__THE REQUEST__.
Print all of the entries exactly, minus the pictures.
╭─ RECORDS FOR THE TASK
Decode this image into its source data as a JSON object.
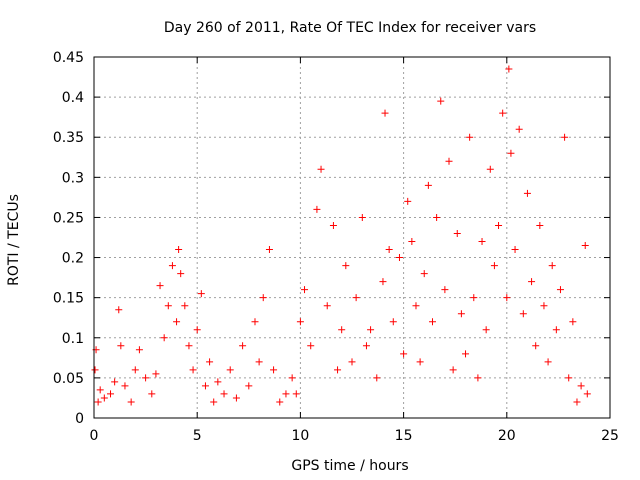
{
  "chart_data": {
    "type": "scatter",
    "title": "Day 260 of 2011, Rate Of TEC Index for receiver vars",
    "xlabel": "GPS time / hours",
    "ylabel": "ROTI / TECUs",
    "xlim": [
      0,
      25
    ],
    "ylim": [
      0,
      0.45
    ],
    "x_ticks": [
      0,
      5,
      10,
      15,
      20,
      25
    ],
    "y_ticks": [
      0,
      0.05,
      0.1,
      0.15,
      0.2,
      0.25,
      0.3,
      0.35,
      0.4,
      0.45
    ],
    "x_tick_labels": [
      "0",
      "5",
      "10",
      "15",
      "20",
      "25"
    ],
    "y_tick_labels": [
      "0",
      "0.05",
      "0.1",
      "0.15",
      "0.2",
      "0.25",
      "0.3",
      "0.35",
      "0.4",
      "0.45"
    ],
    "grid": true,
    "marker": "+",
    "color": "#ff0000",
    "series": [
      {
        "points": [
          [
            0.05,
            0.06
          ],
          [
            0.1,
            0.085
          ],
          [
            0.2,
            0.02
          ],
          [
            0.3,
            0.035
          ],
          [
            0.5,
            0.025
          ],
          [
            0.8,
            0.03
          ],
          [
            1.0,
            0.045
          ],
          [
            1.2,
            0.135
          ],
          [
            1.3,
            0.09
          ],
          [
            1.5,
            0.04
          ],
          [
            1.8,
            0.02
          ],
          [
            2.0,
            0.06
          ],
          [
            2.2,
            0.085
          ],
          [
            2.5,
            0.05
          ],
          [
            2.8,
            0.03
          ],
          [
            3.0,
            0.055
          ],
          [
            3.2,
            0.165
          ],
          [
            3.4,
            0.1
          ],
          [
            3.6,
            0.14
          ],
          [
            3.8,
            0.19
          ],
          [
            4.0,
            0.12
          ],
          [
            4.1,
            0.21
          ],
          [
            4.2,
            0.18
          ],
          [
            4.4,
            0.14
          ],
          [
            4.6,
            0.09
          ],
          [
            4.8,
            0.06
          ],
          [
            5.0,
            0.11
          ],
          [
            5.2,
            0.155
          ],
          [
            5.4,
            0.04
          ],
          [
            5.6,
            0.07
          ],
          [
            5.8,
            0.02
          ],
          [
            6.0,
            0.045
          ],
          [
            6.3,
            0.03
          ],
          [
            6.6,
            0.06
          ],
          [
            6.9,
            0.025
          ],
          [
            7.2,
            0.09
          ],
          [
            7.5,
            0.04
          ],
          [
            7.8,
            0.12
          ],
          [
            8.0,
            0.07
          ],
          [
            8.2,
            0.15
          ],
          [
            8.5,
            0.21
          ],
          [
            8.7,
            0.06
          ],
          [
            9.0,
            0.02
          ],
          [
            9.3,
            0.03
          ],
          [
            9.6,
            0.05
          ],
          [
            9.8,
            0.03
          ],
          [
            10.0,
            0.12
          ],
          [
            10.2,
            0.16
          ],
          [
            10.5,
            0.09
          ],
          [
            10.8,
            0.26
          ],
          [
            11.0,
            0.31
          ],
          [
            11.3,
            0.14
          ],
          [
            11.6,
            0.24
          ],
          [
            11.8,
            0.06
          ],
          [
            12.0,
            0.11
          ],
          [
            12.2,
            0.19
          ],
          [
            12.5,
            0.07
          ],
          [
            12.7,
            0.15
          ],
          [
            13.0,
            0.25
          ],
          [
            13.2,
            0.09
          ],
          [
            13.4,
            0.11
          ],
          [
            13.7,
            0.05
          ],
          [
            14.0,
            0.17
          ],
          [
            14.1,
            0.38
          ],
          [
            14.3,
            0.21
          ],
          [
            14.5,
            0.12
          ],
          [
            14.8,
            0.2
          ],
          [
            15.0,
            0.08
          ],
          [
            15.2,
            0.27
          ],
          [
            15.4,
            0.22
          ],
          [
            15.6,
            0.14
          ],
          [
            15.8,
            0.07
          ],
          [
            16.0,
            0.18
          ],
          [
            16.2,
            0.29
          ],
          [
            16.4,
            0.12
          ],
          [
            16.6,
            0.25
          ],
          [
            16.8,
            0.395
          ],
          [
            17.0,
            0.16
          ],
          [
            17.2,
            0.32
          ],
          [
            17.4,
            0.06
          ],
          [
            17.6,
            0.23
          ],
          [
            17.8,
            0.13
          ],
          [
            18.0,
            0.08
          ],
          [
            18.2,
            0.35
          ],
          [
            18.4,
            0.15
          ],
          [
            18.6,
            0.05
          ],
          [
            18.8,
            0.22
          ],
          [
            19.0,
            0.11
          ],
          [
            19.2,
            0.31
          ],
          [
            19.4,
            0.19
          ],
          [
            19.6,
            0.24
          ],
          [
            19.8,
            0.38
          ],
          [
            20.0,
            0.15
          ],
          [
            20.1,
            0.435
          ],
          [
            20.2,
            0.33
          ],
          [
            20.4,
            0.21
          ],
          [
            20.6,
            0.36
          ],
          [
            20.8,
            0.13
          ],
          [
            21.0,
            0.28
          ],
          [
            21.2,
            0.17
          ],
          [
            21.4,
            0.09
          ],
          [
            21.6,
            0.24
          ],
          [
            21.8,
            0.14
          ],
          [
            22.0,
            0.07
          ],
          [
            22.2,
            0.19
          ],
          [
            22.4,
            0.11
          ],
          [
            22.6,
            0.16
          ],
          [
            22.8,
            0.35
          ],
          [
            23.0,
            0.05
          ],
          [
            23.2,
            0.12
          ],
          [
            23.4,
            0.02
          ],
          [
            23.6,
            0.04
          ],
          [
            23.8,
            0.215
          ],
          [
            23.9,
            0.03
          ]
        ]
      }
    ]
  }
}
╰─
__FULL OUTPUT__.
Decode this image into its source data as a JSON object.
{
  "chart_data": {
    "type": "scatter",
    "title": "Day 260 of 2011, Rate Of TEC Index for receiver vars",
    "xlabel": "GPS time / hours",
    "ylabel": "ROTI / TECUs",
    "xlim": [
      0,
      25
    ],
    "ylim": [
      0,
      0.45
    ],
    "x_ticks": [
      0,
      5,
      10,
      15,
      20,
      25
    ],
    "y_ticks": [
      0,
      0.05,
      0.1,
      0.15,
      0.2,
      0.25,
      0.3,
      0.35,
      0.4,
      0.45
    ],
    "x_tick_labels": [
      "0",
      "5",
      "10",
      "15",
      "20",
      "25"
    ],
    "y_tick_labels": [
      "0",
      "0.05",
      "0.1",
      "0.15",
      "0.2",
      "0.25",
      "0.3",
      "0.35",
      "0.4",
      "0.45"
    ],
    "grid": true,
    "marker": "+",
    "color": "#ff0000",
    "series": [
      {
        "points": [
          [
            0.05,
            0.06
          ],
          [
            0.1,
            0.085
          ],
          [
            0.2,
            0.02
          ],
          [
            0.3,
            0.035
          ],
          [
            0.5,
            0.025
          ],
          [
            0.8,
            0.03
          ],
          [
            1.0,
            0.045
          ],
          [
            1.2,
            0.135
          ],
          [
            1.3,
            0.09
          ],
          [
            1.5,
            0.04
          ],
          [
            1.8,
            0.02
          ],
          [
            2.0,
            0.06
          ],
          [
            2.2,
            0.085
          ],
          [
            2.5,
            0.05
          ],
          [
            2.8,
            0.03
          ],
          [
            3.0,
            0.055
          ],
          [
            3.2,
            0.165
          ],
          [
            3.4,
            0.1
          ],
          [
            3.6,
            0.14
          ],
          [
            3.8,
            0.19
          ],
          [
            4.0,
            0.12
          ],
          [
            4.1,
            0.21
          ],
          [
            4.2,
            0.18
          ],
          [
            4.4,
            0.14
          ],
          [
            4.6,
            0.09
          ],
          [
            4.8,
            0.06
          ],
          [
            5.0,
            0.11
          ],
          [
            5.2,
            0.155
          ],
          [
            5.4,
            0.04
          ],
          [
            5.6,
            0.07
          ],
          [
            5.8,
            0.02
          ],
          [
            6.0,
            0.045
          ],
          [
            6.3,
            0.03
          ],
          [
            6.6,
            0.06
          ],
          [
            6.9,
            0.025
          ],
          [
            7.2,
            0.09
          ],
          [
            7.5,
            0.04
          ],
          [
            7.8,
            0.12
          ],
          [
            8.0,
            0.07
          ],
          [
            8.2,
            0.15
          ],
          [
            8.5,
            0.21
          ],
          [
            8.7,
            0.06
          ],
          [
            9.0,
            0.02
          ],
          [
            9.3,
            0.03
          ],
          [
            9.6,
            0.05
          ],
          [
            9.8,
            0.03
          ],
          [
            10.0,
            0.12
          ],
          [
            10.2,
            0.16
          ],
          [
            10.5,
            0.09
          ],
          [
            10.8,
            0.26
          ],
          [
            11.0,
            0.31
          ],
          [
            11.3,
            0.14
          ],
          [
            11.6,
            0.24
          ],
          [
            11.8,
            0.06
          ],
          [
            12.0,
            0.11
          ],
          [
            12.2,
            0.19
          ],
          [
            12.5,
            0.07
          ],
          [
            12.7,
            0.15
          ],
          [
            13.0,
            0.25
          ],
          [
            13.2,
            0.09
          ],
          [
            13.4,
            0.11
          ],
          [
            13.7,
            0.05
          ],
          [
            14.0,
            0.17
          ],
          [
            14.1,
            0.38
          ],
          [
            14.3,
            0.21
          ],
          [
            14.5,
            0.12
          ],
          [
            14.8,
            0.2
          ],
          [
            15.0,
            0.08
          ],
          [
            15.2,
            0.27
          ],
          [
            15.4,
            0.22
          ],
          [
            15.6,
            0.14
          ],
          [
            15.8,
            0.07
          ],
          [
            16.0,
            0.18
          ],
          [
            16.2,
            0.29
          ],
          [
            16.4,
            0.12
          ],
          [
            16.6,
            0.25
          ],
          [
            16.8,
            0.395
          ],
          [
            17.0,
            0.16
          ],
          [
            17.2,
            0.32
          ],
          [
            17.4,
            0.06
          ],
          [
            17.6,
            0.23
          ],
          [
            17.8,
            0.13
          ],
          [
            18.0,
            0.08
          ],
          [
            18.2,
            0.35
          ],
          [
            18.4,
            0.15
          ],
          [
            18.6,
            0.05
          ],
          [
            18.8,
            0.22
          ],
          [
            19.0,
            0.11
          ],
          [
            19.2,
            0.31
          ],
          [
            19.4,
            0.19
          ],
          [
            19.6,
            0.24
          ],
          [
            19.8,
            0.38
          ],
          [
            20.0,
            0.15
          ],
          [
            20.1,
            0.435
          ],
          [
            20.2,
            0.33
          ],
          [
            20.4,
            0.21
          ],
          [
            20.6,
            0.36
          ],
          [
            20.8,
            0.13
          ],
          [
            21.0,
            0.28
          ],
          [
            21.2,
            0.17
          ],
          [
            21.4,
            0.09
          ],
          [
            21.6,
            0.24
          ],
          [
            21.8,
            0.14
          ],
          [
            22.0,
            0.07
          ],
          [
            22.2,
            0.19
          ],
          [
            22.4,
            0.11
          ],
          [
            22.6,
            0.16
          ],
          [
            22.8,
            0.35
          ],
          [
            23.0,
            0.05
          ],
          [
            23.2,
            0.12
          ],
          [
            23.4,
            0.02
          ],
          [
            23.6,
            0.04
          ],
          [
            23.8,
            0.215
          ],
          [
            23.9,
            0.03
          ]
        ]
      }
    ]
  }
}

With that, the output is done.